PROBLEM
Find each line that has the string "Number" and give the total, with nothing else.
>>>>>
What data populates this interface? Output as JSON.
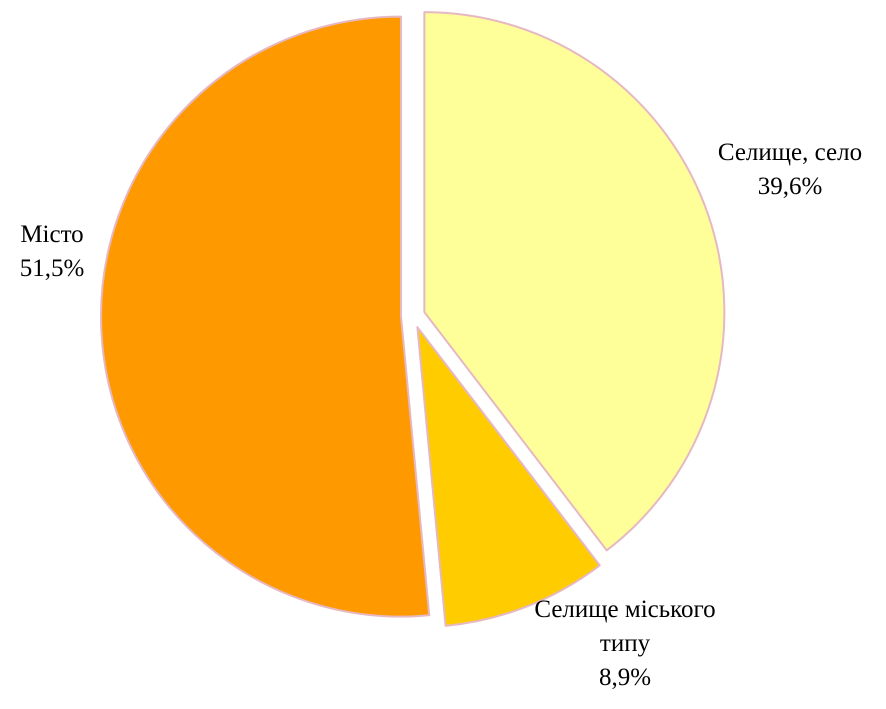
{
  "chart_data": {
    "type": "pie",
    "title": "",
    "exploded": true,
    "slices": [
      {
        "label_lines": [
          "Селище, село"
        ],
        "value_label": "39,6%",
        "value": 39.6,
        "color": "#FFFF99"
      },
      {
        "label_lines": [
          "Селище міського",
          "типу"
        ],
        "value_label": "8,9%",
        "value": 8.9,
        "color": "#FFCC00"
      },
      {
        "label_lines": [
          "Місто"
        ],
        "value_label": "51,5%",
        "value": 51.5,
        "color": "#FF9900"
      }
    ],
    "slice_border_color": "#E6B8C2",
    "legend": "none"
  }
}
<<<<<
>>>>>
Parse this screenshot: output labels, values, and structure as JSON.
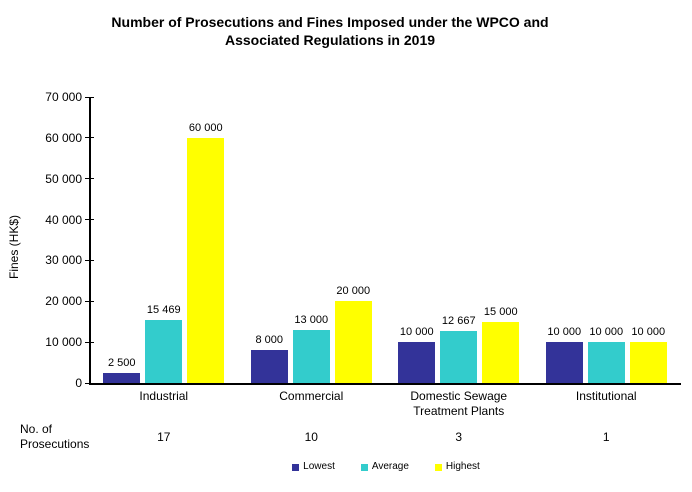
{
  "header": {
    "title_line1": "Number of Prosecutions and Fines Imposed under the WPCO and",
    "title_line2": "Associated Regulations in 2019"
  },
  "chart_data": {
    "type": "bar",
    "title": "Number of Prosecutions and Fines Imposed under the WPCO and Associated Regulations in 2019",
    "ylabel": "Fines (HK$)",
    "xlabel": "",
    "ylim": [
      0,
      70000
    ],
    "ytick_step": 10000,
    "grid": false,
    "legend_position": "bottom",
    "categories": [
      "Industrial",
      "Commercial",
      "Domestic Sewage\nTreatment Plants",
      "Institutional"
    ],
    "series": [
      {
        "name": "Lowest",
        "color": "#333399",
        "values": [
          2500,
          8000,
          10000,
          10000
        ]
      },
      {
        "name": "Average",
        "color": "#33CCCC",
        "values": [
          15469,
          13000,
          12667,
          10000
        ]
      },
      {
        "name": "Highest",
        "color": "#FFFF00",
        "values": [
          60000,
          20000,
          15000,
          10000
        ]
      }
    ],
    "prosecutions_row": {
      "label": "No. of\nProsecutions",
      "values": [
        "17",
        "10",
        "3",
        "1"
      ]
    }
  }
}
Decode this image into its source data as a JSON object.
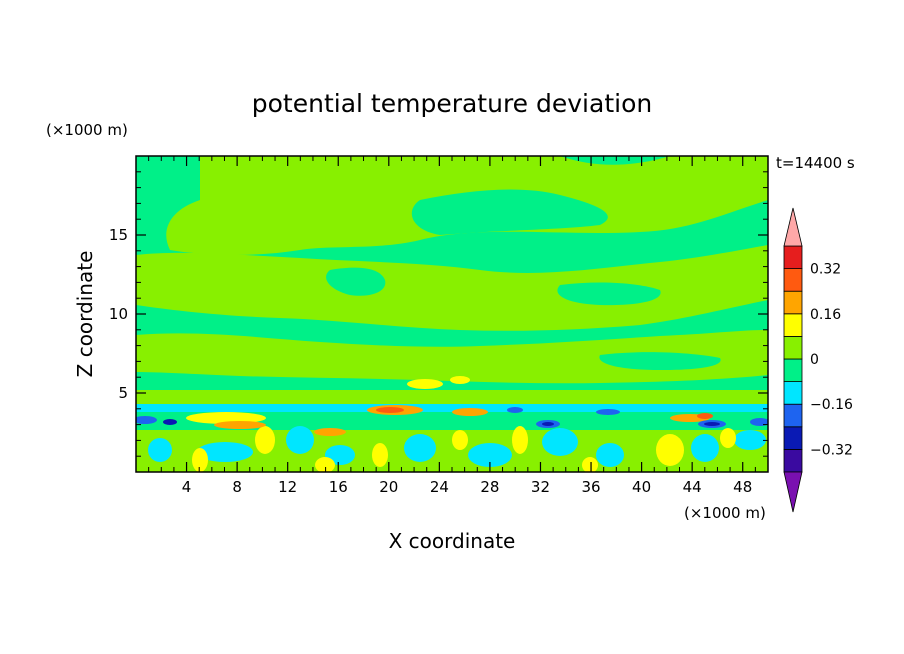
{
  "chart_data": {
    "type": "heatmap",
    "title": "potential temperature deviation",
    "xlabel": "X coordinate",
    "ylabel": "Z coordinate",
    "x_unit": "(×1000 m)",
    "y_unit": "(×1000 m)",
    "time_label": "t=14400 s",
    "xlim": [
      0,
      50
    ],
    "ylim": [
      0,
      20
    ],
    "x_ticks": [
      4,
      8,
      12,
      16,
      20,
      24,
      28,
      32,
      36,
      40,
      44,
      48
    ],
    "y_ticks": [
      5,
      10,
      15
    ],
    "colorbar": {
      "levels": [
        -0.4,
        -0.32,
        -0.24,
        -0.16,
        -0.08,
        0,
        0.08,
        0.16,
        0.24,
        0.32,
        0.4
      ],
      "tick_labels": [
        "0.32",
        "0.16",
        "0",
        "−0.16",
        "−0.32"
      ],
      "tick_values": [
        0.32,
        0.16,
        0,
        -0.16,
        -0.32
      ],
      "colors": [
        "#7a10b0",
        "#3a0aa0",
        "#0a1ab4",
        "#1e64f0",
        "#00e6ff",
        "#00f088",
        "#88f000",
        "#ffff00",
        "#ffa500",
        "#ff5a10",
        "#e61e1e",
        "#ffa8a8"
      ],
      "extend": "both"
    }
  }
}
<<<<<
EXERCISE RESPONSE
2